**DIRECTION**
Which lines in the items below contain the string "empty"? Pick out each of them and copy it in full.

**RECORDS SHOWN**
══════

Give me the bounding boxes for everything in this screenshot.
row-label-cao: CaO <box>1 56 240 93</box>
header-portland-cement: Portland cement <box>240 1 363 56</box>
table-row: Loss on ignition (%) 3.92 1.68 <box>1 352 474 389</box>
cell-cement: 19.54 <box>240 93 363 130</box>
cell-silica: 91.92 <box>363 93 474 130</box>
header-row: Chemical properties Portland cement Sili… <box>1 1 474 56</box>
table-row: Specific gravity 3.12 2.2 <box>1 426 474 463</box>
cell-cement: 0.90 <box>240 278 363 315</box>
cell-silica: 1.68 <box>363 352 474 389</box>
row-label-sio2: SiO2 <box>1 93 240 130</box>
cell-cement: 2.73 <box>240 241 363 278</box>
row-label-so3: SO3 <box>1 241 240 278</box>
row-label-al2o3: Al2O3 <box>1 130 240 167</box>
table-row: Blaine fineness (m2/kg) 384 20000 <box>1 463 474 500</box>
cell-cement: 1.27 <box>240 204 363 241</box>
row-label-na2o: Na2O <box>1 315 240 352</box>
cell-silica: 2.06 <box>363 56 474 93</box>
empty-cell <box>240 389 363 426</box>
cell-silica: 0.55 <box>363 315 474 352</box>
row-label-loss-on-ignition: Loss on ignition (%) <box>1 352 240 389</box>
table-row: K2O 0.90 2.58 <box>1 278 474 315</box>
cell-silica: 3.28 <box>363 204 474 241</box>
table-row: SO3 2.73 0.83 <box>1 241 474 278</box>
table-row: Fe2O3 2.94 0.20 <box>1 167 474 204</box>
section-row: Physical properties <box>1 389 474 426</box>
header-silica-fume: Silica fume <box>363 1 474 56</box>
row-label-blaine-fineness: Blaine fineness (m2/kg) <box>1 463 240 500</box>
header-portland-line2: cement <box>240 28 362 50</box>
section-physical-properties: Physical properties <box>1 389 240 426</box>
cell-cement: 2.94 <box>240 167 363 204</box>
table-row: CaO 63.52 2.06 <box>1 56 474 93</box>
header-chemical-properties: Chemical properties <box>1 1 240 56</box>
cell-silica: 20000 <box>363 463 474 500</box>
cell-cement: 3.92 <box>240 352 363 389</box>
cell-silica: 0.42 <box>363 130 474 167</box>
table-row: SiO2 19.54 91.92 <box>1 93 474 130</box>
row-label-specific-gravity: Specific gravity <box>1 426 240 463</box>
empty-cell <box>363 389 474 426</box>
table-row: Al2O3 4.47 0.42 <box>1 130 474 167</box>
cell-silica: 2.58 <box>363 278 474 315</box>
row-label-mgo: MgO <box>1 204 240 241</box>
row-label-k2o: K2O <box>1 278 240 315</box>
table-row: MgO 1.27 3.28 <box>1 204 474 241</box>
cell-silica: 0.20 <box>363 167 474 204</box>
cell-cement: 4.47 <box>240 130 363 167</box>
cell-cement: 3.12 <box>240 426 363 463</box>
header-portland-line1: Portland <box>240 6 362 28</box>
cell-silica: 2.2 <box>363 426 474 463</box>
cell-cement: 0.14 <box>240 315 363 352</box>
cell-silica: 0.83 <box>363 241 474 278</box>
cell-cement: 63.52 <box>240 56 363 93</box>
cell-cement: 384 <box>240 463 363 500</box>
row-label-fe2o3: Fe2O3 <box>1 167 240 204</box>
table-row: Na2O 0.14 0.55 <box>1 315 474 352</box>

══════

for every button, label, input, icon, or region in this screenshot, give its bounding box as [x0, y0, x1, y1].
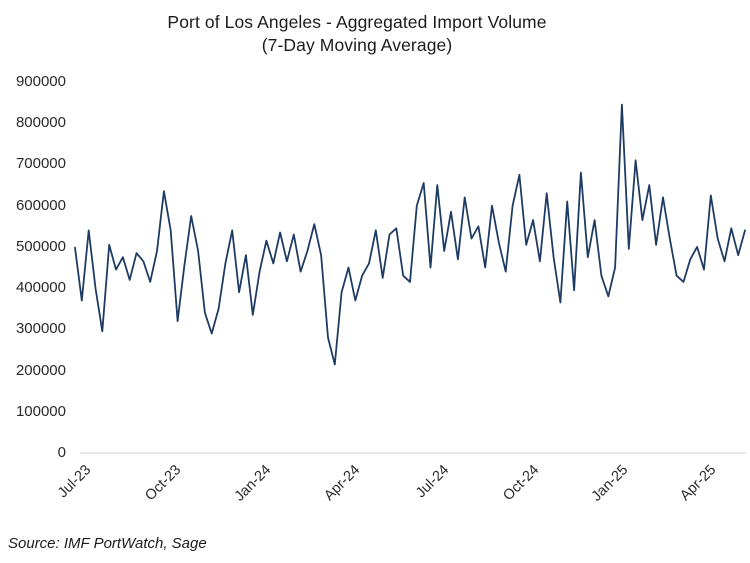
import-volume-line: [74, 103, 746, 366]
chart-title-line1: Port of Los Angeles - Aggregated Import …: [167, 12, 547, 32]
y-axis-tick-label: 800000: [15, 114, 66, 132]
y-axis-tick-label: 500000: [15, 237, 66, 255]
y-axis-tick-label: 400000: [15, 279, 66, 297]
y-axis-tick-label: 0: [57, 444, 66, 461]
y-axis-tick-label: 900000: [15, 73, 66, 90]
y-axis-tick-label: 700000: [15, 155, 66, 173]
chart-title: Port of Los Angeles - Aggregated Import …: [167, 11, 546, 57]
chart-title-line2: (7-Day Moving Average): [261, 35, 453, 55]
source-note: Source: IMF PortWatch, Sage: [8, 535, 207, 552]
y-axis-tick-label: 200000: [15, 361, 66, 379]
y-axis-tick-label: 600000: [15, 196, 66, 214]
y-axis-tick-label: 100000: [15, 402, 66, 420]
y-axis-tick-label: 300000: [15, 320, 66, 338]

══════

**RESPONSE TO THIS EXERCISE**
empty-cell <box>240 389 363 426</box>
empty-cell <box>363 389 474 426</box>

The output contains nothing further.